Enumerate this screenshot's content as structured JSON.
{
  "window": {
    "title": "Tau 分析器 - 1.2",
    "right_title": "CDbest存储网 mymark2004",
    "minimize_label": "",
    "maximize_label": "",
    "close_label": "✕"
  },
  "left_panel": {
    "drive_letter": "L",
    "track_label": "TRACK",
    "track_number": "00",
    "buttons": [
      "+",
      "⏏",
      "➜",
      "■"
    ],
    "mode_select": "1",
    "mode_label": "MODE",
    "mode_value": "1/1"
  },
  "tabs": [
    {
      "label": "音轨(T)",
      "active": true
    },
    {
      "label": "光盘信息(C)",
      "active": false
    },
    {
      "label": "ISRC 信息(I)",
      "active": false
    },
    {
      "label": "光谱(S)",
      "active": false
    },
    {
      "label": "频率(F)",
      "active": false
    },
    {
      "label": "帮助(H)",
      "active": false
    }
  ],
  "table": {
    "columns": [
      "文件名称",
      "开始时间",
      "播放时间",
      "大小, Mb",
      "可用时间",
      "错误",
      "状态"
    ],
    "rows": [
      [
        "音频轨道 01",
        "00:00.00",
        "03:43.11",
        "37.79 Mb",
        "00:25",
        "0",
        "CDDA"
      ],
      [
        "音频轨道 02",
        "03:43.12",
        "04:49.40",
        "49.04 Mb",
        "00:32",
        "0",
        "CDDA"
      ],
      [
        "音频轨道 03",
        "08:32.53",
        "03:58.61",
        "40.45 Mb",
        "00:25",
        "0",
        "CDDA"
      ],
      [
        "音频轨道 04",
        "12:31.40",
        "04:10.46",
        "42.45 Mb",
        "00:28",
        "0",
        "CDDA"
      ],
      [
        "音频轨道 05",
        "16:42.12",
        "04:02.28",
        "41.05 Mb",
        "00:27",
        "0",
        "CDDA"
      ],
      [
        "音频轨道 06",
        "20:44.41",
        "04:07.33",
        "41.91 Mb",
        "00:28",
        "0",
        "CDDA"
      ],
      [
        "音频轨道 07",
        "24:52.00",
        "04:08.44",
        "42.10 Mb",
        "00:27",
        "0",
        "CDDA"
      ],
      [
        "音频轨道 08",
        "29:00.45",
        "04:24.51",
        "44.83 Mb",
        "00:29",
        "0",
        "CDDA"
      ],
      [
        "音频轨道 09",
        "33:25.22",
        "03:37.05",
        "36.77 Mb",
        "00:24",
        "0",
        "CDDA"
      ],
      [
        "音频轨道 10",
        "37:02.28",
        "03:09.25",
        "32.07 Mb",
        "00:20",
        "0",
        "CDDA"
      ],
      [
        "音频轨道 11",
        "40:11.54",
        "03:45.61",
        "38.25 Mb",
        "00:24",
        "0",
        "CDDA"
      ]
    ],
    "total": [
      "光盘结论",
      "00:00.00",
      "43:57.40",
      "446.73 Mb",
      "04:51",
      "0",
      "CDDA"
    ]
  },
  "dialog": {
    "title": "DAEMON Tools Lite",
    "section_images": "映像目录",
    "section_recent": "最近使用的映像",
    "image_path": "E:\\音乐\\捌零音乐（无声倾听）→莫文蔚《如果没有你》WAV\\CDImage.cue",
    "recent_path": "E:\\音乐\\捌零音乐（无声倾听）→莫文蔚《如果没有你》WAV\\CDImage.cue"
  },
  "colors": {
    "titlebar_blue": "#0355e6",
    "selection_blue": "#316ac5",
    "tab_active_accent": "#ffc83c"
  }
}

--

*Exercise details:*
Count every line above that holds the string "CDImage" and give the total, nothing more.

*Solved exercise:*
2